> **GIVEN INSTRUCTION**
Scan the lines below for the string "Attack" and report how many lines contain it, giving only the number.

(Stored data entries)
>>

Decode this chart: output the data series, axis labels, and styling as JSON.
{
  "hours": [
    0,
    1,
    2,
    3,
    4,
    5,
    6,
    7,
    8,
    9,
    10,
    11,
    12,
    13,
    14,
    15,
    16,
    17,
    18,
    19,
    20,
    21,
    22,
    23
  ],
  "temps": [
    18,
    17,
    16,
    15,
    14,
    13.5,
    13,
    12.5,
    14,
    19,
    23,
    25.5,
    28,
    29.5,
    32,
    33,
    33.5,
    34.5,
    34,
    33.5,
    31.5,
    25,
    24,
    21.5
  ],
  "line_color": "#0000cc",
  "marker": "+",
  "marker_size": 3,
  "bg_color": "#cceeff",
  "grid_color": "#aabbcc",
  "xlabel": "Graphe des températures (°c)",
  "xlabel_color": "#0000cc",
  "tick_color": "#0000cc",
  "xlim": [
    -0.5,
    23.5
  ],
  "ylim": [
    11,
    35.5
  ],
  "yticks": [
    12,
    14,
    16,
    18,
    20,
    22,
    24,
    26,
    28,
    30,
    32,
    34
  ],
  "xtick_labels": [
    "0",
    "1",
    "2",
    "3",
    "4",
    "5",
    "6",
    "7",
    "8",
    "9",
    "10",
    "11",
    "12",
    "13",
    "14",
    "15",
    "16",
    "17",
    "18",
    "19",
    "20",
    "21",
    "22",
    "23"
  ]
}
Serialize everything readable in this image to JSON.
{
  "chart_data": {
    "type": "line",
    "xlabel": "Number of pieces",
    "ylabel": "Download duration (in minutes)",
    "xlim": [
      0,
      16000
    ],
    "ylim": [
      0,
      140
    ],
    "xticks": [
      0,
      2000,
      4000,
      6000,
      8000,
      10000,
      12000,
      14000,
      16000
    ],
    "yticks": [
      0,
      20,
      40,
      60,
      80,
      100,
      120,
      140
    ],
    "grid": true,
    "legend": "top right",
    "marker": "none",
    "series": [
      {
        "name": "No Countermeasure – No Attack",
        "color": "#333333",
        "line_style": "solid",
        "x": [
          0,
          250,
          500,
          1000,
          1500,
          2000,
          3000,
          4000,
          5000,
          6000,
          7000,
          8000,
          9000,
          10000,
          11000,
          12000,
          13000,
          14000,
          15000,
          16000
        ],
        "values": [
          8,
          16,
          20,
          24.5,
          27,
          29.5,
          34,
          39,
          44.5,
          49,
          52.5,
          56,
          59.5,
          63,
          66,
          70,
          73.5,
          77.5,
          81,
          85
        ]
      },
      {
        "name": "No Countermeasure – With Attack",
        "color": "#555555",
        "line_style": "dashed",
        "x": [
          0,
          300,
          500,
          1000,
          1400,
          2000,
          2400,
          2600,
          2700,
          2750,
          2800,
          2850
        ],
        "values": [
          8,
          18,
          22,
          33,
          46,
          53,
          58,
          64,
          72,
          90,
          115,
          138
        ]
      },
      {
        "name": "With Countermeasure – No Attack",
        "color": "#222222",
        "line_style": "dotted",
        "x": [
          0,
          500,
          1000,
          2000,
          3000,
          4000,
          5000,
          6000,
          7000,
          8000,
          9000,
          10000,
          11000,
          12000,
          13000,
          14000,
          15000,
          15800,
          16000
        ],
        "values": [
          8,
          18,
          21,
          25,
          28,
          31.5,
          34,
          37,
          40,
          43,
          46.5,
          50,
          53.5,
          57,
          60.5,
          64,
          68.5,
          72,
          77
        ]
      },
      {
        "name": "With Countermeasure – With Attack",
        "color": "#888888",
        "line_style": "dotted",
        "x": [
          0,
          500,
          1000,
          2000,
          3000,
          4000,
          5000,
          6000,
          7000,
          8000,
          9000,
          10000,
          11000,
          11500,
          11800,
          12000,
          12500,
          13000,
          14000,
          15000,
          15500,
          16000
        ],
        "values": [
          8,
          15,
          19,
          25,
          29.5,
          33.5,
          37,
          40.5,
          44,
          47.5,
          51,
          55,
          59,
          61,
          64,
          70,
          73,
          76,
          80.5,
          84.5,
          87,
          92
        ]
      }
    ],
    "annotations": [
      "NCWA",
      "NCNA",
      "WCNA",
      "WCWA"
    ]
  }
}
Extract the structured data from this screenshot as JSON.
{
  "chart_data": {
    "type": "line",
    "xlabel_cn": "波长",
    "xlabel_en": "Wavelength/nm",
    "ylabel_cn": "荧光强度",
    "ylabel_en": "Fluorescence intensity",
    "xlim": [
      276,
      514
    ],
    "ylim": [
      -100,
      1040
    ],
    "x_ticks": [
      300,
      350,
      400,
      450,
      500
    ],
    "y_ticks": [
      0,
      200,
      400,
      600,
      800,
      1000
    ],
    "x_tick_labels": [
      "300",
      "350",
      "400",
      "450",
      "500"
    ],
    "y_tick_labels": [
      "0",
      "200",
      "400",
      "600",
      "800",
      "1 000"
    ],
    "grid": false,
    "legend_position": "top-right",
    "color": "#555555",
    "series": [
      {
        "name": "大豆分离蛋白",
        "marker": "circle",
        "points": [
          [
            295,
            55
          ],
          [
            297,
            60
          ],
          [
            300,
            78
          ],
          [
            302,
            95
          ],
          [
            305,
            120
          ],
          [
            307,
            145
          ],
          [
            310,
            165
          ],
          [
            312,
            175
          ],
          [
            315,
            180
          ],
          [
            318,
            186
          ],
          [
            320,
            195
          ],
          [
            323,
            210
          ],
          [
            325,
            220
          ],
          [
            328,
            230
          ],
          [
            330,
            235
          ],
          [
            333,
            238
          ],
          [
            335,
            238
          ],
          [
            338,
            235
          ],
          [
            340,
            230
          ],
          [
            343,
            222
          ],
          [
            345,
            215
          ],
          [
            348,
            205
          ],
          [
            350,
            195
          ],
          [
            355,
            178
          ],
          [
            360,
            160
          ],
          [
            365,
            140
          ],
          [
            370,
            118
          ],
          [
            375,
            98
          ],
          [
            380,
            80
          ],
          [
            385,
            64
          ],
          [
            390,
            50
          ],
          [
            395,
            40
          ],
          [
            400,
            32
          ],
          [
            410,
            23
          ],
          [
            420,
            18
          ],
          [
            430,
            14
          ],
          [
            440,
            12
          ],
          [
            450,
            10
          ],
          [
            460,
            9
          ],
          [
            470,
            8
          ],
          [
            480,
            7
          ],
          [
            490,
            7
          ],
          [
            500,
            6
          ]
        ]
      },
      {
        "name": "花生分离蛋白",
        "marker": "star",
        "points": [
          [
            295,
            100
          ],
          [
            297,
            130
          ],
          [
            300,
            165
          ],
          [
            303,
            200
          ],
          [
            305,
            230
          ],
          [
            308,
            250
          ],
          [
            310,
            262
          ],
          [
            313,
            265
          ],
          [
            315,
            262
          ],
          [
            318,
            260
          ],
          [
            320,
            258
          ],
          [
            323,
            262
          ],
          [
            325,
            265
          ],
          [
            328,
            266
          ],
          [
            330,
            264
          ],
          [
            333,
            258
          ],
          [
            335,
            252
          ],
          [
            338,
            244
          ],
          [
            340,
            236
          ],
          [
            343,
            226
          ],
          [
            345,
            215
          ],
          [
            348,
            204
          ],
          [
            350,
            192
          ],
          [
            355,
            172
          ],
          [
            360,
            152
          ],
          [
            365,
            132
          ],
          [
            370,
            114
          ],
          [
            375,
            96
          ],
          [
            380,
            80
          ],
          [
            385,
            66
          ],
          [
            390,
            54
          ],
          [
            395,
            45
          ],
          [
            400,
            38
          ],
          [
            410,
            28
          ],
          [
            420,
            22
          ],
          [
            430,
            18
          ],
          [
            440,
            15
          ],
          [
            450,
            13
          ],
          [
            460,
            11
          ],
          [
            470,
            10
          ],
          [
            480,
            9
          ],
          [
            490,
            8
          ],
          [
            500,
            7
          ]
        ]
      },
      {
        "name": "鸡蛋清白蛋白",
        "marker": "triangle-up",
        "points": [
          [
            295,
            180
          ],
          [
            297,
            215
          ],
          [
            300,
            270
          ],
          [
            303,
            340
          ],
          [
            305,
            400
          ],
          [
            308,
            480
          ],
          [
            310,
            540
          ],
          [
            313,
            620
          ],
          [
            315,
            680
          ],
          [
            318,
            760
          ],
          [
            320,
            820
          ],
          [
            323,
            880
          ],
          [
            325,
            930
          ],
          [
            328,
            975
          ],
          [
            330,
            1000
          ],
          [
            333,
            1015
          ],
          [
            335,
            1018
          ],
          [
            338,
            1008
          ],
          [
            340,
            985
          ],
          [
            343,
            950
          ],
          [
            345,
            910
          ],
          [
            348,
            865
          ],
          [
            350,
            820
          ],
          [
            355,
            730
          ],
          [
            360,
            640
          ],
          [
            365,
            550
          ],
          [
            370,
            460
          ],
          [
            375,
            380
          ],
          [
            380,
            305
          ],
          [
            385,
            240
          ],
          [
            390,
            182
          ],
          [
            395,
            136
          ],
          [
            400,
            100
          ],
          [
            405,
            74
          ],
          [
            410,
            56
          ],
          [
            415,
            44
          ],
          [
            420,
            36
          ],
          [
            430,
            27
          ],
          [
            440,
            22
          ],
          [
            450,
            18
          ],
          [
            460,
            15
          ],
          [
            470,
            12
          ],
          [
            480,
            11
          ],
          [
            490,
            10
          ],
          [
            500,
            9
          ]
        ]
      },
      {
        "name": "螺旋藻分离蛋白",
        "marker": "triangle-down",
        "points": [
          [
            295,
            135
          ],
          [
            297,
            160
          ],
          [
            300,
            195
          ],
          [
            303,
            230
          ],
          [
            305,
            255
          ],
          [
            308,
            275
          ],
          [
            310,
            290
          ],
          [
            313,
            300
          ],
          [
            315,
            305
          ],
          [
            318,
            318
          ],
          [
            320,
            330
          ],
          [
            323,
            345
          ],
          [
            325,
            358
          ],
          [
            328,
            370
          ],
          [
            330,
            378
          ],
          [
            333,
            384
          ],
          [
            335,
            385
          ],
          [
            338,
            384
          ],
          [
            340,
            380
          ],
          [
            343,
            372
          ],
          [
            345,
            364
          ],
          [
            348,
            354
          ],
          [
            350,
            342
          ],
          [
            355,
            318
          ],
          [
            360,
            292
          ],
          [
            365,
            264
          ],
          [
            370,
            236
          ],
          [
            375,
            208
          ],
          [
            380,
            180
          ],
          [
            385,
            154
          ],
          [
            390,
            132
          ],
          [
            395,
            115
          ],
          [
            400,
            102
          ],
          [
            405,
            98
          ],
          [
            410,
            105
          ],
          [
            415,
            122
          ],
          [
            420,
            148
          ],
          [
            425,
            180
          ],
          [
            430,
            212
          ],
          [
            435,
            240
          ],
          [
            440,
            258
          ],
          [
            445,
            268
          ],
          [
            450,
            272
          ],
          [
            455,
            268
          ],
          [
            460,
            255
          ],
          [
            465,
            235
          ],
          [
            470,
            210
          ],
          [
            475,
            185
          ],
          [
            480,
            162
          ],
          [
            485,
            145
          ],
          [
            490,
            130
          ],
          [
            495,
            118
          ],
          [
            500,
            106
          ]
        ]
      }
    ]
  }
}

<<

> **SOLUTION TO THIS TASK**
4